— START —

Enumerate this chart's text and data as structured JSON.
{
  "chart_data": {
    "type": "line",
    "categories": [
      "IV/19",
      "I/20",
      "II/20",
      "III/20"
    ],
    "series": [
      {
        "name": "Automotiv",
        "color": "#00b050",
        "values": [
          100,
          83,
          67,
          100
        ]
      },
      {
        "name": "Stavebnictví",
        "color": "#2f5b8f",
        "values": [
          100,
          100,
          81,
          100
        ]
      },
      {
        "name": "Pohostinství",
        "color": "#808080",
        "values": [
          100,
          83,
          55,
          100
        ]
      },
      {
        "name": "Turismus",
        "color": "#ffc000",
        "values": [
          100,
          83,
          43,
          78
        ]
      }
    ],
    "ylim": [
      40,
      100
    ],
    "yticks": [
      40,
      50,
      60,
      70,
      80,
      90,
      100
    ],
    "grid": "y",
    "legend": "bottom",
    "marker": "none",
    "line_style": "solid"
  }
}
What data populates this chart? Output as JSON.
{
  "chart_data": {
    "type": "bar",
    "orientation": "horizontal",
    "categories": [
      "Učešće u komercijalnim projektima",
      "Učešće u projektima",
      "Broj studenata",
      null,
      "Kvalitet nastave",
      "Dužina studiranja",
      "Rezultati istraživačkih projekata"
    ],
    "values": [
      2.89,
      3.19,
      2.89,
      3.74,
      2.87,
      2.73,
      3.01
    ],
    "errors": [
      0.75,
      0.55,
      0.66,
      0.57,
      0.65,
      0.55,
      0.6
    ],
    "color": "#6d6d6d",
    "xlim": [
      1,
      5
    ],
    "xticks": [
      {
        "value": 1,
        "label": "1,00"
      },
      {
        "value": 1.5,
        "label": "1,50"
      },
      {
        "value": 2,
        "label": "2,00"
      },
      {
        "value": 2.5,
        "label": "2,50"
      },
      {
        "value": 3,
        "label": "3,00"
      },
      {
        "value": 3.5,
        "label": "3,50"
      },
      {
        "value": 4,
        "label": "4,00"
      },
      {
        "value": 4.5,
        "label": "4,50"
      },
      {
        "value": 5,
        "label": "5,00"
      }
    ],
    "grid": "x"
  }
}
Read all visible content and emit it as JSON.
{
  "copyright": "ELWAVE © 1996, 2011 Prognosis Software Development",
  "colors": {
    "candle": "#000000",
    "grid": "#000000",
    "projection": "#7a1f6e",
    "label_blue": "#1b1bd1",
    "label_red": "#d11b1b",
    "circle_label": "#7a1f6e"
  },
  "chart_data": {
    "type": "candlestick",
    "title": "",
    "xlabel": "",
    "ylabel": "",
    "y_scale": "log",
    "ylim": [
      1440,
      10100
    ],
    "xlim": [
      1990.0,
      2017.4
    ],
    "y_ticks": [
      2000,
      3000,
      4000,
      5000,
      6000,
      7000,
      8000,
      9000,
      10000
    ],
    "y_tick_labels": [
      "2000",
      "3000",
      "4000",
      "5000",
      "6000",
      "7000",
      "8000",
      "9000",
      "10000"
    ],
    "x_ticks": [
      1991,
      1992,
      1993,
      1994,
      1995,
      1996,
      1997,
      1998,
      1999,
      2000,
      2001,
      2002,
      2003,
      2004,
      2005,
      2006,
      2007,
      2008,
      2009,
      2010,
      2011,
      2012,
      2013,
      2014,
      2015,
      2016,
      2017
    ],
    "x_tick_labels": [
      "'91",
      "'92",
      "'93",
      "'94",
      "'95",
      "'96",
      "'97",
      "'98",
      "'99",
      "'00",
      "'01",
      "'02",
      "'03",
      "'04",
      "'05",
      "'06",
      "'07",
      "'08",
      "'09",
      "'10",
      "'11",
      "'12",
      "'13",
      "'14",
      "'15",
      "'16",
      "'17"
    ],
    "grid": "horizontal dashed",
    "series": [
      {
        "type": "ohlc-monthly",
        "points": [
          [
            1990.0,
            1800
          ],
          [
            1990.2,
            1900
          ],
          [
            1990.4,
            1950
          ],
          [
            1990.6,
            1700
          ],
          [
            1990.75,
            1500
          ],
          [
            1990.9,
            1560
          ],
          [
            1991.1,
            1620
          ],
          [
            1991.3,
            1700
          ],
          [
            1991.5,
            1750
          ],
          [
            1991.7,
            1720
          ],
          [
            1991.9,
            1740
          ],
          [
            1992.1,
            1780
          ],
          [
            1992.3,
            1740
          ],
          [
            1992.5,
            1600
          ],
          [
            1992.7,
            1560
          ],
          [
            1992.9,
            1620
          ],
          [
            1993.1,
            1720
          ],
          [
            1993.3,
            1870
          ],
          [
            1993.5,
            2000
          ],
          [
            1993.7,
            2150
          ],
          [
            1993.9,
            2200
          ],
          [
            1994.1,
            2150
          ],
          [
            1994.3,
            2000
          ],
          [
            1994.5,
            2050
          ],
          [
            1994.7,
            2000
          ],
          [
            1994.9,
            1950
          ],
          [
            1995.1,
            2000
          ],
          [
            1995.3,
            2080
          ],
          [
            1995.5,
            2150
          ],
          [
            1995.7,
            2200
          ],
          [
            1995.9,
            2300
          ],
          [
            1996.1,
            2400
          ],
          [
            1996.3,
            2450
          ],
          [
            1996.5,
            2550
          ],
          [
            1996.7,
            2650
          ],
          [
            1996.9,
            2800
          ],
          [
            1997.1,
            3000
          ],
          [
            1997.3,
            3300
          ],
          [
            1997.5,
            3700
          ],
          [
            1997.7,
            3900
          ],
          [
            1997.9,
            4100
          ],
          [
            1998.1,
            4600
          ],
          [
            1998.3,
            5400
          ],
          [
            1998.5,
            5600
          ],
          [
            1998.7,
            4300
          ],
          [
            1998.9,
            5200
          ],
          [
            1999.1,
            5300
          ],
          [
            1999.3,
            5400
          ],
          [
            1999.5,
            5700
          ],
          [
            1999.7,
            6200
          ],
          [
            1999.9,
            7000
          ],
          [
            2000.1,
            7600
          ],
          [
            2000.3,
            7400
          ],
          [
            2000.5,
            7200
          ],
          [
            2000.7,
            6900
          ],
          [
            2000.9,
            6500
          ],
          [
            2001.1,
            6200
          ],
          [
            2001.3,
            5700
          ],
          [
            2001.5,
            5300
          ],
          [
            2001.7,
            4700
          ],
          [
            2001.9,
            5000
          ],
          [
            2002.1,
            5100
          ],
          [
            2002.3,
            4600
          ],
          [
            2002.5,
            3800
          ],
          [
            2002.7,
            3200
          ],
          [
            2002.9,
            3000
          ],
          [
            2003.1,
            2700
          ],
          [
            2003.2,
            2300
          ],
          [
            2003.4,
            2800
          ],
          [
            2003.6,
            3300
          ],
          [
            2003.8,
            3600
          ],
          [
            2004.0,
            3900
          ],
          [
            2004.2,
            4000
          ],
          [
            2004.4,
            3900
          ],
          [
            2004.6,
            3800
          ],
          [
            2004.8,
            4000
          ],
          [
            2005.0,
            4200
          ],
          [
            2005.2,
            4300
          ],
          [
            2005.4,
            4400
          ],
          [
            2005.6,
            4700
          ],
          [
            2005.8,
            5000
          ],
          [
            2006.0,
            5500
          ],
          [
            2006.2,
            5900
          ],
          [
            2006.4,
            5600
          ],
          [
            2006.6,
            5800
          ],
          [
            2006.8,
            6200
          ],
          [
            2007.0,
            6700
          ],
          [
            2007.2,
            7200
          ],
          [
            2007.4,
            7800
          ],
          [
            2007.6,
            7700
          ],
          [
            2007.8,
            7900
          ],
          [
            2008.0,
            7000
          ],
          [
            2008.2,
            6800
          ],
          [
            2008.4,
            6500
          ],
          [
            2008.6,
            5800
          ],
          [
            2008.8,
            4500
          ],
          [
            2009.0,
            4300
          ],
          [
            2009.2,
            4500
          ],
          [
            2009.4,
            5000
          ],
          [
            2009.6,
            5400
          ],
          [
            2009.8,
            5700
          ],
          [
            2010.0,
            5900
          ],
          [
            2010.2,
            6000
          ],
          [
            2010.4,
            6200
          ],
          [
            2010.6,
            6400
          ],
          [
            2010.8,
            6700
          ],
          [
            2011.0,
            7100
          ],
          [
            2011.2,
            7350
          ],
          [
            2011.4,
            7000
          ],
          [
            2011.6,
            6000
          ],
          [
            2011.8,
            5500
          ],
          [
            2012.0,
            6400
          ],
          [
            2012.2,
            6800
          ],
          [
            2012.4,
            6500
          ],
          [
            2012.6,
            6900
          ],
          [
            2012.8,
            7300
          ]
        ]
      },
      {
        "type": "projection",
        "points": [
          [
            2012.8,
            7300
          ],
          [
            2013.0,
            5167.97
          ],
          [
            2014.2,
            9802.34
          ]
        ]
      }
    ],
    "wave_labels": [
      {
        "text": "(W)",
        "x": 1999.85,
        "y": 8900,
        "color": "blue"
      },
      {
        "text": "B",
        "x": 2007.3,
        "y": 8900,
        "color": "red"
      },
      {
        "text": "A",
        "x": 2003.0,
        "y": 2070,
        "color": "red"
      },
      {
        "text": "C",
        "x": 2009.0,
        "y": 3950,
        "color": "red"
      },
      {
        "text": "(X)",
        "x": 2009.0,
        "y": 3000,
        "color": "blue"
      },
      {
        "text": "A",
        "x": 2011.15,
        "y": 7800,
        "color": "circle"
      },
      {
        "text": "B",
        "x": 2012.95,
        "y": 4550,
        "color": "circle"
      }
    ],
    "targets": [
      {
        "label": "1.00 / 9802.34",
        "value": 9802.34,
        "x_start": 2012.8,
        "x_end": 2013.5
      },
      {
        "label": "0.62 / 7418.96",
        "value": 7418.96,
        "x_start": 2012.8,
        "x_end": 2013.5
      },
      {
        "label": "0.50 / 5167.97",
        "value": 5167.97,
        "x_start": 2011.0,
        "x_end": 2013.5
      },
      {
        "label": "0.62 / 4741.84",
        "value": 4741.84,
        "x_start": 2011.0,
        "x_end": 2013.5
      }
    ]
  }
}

— END —

# [CHALLENGE]
Please list every line of the records that contains "Učešće".

# [COMPLETE OUTPUT]
      "Učešće u komercijalnim projektima",
      "Učešće u projektima",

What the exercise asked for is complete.